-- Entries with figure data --
━━━━━━━━━━━━━━━━━━━━

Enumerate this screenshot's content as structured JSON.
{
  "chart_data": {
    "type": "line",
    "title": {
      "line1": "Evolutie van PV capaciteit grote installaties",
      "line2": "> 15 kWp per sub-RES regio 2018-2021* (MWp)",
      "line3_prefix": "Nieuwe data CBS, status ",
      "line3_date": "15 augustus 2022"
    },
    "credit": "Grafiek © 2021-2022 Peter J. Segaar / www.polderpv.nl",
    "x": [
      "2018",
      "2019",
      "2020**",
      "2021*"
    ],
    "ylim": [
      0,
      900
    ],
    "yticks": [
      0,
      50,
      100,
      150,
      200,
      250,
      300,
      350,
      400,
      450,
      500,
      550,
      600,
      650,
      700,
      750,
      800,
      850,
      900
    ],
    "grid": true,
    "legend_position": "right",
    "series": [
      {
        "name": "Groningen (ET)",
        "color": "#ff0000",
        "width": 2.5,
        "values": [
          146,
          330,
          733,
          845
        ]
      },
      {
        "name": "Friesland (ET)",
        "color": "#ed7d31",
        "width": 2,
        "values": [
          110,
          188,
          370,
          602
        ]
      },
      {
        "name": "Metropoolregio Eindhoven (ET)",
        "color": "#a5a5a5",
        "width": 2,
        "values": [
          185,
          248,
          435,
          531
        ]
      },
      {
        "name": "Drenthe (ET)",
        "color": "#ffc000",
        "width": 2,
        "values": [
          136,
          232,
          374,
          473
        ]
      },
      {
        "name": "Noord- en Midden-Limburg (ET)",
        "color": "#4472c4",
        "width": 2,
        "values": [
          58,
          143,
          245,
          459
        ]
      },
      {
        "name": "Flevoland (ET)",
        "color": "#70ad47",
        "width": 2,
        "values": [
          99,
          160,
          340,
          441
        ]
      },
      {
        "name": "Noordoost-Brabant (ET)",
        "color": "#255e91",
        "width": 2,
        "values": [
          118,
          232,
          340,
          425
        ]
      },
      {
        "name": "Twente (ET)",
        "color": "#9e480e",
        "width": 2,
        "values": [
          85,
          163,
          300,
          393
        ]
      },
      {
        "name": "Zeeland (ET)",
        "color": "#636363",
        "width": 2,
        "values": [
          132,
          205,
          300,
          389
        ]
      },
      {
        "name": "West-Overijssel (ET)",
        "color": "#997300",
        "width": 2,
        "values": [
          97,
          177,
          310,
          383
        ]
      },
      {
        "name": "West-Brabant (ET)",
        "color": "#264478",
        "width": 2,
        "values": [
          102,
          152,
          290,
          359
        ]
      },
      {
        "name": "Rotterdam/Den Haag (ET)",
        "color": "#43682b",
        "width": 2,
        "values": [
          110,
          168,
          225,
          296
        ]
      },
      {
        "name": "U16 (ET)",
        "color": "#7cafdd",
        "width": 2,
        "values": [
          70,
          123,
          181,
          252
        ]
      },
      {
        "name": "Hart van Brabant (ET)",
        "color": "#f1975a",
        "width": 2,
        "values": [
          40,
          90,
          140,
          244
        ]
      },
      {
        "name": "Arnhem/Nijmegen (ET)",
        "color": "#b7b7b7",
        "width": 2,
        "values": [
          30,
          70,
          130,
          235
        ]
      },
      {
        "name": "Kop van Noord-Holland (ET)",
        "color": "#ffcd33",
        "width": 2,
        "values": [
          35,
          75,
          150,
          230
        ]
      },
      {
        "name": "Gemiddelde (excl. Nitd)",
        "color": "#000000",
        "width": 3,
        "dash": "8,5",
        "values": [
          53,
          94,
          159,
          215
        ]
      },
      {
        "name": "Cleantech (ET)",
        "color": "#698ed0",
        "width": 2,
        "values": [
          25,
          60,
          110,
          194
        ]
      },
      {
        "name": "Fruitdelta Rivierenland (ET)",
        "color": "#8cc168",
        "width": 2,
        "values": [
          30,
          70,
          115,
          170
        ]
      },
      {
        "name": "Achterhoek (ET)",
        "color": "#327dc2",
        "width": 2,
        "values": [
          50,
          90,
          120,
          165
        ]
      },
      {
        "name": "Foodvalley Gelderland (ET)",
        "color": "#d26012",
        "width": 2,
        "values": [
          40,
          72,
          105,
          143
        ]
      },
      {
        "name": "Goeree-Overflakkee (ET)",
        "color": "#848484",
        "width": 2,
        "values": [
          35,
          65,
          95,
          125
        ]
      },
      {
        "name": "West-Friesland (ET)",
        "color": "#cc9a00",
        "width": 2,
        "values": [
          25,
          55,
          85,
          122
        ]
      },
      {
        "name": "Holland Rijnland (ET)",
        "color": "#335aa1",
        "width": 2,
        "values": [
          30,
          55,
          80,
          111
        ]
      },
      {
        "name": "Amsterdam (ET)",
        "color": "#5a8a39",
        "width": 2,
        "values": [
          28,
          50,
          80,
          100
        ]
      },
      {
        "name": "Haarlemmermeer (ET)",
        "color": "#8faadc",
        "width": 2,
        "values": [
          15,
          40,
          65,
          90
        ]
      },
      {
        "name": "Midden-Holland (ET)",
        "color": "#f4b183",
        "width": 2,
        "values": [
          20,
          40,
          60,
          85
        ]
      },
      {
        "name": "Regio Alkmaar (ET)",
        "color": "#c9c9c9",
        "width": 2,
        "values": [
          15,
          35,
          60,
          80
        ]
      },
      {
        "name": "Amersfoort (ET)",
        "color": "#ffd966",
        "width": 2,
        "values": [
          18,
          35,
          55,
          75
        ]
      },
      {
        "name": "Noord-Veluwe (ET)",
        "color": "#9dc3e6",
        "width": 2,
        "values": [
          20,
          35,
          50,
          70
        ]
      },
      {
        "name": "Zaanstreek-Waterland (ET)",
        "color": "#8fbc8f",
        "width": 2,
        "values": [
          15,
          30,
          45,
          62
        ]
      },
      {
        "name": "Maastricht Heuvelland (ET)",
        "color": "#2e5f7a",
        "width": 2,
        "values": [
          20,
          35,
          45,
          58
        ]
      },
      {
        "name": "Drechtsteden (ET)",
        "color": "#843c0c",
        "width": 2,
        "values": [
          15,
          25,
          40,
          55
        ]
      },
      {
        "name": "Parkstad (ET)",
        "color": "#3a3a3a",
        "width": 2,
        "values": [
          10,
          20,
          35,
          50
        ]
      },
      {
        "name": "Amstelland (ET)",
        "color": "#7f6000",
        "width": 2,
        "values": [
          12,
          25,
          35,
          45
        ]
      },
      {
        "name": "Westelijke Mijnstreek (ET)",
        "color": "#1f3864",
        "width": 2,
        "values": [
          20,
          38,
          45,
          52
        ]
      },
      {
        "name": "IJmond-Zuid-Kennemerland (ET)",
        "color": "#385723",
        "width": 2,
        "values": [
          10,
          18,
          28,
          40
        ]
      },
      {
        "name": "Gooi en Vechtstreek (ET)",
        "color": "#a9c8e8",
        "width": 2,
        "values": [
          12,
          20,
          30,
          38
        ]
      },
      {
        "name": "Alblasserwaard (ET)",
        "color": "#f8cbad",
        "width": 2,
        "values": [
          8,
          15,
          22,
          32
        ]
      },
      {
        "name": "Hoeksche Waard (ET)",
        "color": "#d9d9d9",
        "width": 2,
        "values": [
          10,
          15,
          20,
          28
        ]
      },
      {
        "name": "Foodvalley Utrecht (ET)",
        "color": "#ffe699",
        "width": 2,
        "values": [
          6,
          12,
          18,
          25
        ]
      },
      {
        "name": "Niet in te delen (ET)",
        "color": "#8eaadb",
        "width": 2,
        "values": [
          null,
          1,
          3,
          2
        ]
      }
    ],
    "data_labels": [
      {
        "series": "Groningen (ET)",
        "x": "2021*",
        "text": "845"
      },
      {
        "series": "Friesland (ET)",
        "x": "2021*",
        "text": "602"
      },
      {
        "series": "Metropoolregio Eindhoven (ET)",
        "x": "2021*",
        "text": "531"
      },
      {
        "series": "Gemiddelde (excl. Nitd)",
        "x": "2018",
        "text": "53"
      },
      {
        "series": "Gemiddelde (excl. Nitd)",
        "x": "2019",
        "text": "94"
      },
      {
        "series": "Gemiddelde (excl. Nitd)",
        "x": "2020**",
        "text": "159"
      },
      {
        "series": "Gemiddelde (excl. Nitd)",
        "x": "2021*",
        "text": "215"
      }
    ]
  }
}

━━━━━━━━━━━━━━━━━━━━

-- What the task asks --
Pick out the lines containing the string "Metropoolregio".

-- Response to this task --
        "name": "Metropoolregio Eindhoven (ET)",
        "series": "Metropoolregio Eindhoven (ET)",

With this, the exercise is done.